Data records
____

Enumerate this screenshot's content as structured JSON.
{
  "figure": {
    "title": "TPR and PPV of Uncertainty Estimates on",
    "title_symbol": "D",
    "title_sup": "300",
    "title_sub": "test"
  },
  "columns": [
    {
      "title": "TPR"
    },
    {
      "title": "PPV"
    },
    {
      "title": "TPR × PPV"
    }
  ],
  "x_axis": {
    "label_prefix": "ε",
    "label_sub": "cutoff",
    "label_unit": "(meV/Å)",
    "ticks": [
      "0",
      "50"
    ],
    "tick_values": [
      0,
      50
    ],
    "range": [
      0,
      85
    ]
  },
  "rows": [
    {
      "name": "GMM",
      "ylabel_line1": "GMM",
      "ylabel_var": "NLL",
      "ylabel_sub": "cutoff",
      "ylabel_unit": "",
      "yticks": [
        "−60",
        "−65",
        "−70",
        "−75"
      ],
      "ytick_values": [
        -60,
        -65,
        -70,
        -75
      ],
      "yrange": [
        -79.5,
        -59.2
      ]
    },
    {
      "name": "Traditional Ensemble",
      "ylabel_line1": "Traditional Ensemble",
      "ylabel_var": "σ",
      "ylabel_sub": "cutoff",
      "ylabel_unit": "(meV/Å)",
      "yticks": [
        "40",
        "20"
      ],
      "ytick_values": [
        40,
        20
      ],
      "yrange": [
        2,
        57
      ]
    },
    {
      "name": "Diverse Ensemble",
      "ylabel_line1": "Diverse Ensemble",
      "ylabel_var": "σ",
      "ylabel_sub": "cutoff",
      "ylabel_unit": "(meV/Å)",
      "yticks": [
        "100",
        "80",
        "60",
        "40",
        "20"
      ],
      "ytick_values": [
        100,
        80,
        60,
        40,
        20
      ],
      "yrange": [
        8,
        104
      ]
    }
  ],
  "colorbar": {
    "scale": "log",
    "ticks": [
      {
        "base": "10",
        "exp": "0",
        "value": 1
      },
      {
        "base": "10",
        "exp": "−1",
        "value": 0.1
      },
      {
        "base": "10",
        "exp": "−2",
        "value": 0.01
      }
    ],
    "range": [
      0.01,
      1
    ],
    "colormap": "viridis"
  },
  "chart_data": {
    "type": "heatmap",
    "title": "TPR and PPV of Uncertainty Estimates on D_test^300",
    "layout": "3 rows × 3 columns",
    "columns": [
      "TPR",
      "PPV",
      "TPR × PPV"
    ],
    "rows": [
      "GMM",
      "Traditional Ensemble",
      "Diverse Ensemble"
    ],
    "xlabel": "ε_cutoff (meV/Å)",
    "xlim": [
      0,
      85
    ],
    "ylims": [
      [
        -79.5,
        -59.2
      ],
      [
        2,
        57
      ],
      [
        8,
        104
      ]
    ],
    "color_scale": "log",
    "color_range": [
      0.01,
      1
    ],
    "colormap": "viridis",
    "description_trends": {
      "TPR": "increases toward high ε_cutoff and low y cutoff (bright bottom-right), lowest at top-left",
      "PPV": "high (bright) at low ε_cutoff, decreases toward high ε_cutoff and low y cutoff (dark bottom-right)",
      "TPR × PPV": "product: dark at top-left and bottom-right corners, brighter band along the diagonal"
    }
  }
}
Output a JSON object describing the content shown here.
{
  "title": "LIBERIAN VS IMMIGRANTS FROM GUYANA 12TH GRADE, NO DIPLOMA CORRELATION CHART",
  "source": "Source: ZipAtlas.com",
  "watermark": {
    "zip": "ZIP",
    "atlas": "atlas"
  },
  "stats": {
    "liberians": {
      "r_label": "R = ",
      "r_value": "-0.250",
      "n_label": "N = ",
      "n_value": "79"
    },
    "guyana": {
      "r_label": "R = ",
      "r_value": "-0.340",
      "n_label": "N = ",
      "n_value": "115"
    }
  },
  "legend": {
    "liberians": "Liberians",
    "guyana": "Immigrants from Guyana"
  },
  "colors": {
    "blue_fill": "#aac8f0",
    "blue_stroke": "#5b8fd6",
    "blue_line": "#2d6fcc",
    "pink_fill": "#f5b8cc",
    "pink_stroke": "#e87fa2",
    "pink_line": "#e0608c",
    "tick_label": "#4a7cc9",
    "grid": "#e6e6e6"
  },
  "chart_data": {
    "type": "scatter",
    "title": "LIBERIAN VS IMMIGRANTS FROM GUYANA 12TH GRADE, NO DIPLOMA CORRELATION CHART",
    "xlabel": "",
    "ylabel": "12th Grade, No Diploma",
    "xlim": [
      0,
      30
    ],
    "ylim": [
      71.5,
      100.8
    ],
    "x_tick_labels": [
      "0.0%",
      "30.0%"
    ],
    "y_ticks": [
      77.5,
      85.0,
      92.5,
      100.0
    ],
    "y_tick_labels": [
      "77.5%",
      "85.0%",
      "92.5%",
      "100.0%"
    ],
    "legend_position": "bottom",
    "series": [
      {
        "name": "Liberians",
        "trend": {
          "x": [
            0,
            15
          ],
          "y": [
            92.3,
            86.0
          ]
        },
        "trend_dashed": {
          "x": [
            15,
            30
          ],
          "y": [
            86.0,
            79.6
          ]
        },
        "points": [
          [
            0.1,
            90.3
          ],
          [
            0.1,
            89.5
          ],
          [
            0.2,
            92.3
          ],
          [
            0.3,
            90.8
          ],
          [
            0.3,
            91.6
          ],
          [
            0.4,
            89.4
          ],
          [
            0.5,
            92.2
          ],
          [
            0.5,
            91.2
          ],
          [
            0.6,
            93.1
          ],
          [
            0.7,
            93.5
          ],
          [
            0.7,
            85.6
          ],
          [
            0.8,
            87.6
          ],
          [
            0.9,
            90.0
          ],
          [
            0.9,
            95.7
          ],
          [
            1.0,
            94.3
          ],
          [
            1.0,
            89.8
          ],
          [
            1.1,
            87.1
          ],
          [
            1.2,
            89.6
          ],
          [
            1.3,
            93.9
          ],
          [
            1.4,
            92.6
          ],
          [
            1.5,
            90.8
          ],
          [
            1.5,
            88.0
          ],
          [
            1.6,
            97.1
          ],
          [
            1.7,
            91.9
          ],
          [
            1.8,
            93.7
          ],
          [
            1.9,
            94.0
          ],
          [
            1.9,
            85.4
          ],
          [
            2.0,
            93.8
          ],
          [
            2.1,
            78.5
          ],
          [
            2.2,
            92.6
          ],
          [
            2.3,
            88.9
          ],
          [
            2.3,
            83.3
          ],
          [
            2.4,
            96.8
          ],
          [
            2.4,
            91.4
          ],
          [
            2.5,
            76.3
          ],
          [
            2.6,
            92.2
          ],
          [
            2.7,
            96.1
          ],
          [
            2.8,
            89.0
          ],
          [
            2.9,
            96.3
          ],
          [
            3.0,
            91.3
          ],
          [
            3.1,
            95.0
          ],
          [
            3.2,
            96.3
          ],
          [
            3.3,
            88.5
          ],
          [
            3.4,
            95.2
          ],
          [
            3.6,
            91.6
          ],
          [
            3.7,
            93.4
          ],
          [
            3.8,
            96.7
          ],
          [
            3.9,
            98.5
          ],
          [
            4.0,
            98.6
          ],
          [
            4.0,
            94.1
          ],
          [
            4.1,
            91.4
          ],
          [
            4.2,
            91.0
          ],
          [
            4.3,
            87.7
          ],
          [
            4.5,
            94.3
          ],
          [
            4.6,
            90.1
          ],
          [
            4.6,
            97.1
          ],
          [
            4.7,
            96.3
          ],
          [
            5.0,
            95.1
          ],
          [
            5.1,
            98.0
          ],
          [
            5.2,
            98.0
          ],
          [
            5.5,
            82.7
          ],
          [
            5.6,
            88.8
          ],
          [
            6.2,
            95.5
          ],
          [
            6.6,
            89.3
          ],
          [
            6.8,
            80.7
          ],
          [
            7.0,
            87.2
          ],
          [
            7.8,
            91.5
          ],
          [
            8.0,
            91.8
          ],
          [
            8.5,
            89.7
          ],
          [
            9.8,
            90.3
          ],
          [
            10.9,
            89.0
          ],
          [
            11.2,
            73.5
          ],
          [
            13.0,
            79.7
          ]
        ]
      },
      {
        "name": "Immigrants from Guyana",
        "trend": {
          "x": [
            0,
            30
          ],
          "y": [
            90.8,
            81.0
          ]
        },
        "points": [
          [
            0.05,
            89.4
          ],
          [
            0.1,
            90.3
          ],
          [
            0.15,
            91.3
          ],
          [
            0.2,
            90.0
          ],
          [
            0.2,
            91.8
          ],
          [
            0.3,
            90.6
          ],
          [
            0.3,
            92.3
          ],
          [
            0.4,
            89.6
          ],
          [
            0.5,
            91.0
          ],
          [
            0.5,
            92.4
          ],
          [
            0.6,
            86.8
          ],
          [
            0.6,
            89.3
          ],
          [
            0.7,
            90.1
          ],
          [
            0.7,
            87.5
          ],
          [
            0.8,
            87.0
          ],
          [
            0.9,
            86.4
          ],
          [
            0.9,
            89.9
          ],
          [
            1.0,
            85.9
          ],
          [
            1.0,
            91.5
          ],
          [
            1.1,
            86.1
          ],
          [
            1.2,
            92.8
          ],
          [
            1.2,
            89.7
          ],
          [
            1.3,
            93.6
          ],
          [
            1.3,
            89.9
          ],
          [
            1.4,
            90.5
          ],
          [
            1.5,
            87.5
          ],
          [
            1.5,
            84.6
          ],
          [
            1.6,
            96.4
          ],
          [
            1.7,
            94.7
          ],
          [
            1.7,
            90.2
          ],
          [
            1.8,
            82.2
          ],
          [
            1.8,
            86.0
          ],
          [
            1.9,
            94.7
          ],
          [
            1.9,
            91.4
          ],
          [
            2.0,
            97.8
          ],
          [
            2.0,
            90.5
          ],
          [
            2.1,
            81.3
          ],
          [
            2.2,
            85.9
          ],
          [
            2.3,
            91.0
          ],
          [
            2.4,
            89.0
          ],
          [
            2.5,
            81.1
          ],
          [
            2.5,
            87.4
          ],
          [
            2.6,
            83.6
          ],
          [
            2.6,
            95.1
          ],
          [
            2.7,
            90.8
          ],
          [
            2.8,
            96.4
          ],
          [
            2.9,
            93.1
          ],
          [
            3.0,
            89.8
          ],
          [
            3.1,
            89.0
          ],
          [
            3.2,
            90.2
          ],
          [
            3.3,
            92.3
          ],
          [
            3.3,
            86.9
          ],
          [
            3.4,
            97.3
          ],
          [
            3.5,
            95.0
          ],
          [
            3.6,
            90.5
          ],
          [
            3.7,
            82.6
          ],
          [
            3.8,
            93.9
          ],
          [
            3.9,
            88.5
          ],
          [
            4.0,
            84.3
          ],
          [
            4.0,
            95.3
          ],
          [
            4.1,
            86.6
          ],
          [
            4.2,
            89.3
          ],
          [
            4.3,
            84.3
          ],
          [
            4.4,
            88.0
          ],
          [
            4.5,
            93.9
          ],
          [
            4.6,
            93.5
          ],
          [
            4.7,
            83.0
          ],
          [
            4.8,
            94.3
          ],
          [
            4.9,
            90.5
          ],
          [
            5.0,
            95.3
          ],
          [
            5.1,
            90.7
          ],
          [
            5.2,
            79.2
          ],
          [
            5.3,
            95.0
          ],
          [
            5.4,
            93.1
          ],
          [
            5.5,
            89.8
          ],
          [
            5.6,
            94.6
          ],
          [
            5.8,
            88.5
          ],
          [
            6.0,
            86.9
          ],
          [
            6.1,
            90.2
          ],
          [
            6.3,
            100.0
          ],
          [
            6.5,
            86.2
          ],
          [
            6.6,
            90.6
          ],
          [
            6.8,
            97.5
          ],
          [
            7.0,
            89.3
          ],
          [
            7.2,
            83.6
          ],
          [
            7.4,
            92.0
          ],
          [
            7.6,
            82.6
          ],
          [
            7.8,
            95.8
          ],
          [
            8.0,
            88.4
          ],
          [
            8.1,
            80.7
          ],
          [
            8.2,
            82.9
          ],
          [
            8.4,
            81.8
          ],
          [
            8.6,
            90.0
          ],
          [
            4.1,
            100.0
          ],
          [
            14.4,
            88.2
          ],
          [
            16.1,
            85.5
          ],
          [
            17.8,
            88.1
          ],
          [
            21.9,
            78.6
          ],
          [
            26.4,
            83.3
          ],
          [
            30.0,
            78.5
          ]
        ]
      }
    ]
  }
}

____

EXERCISE: Your answer should be only a number: how many lines of the data above contain the string "content"?

SOLUTION TO THIS TASK: 2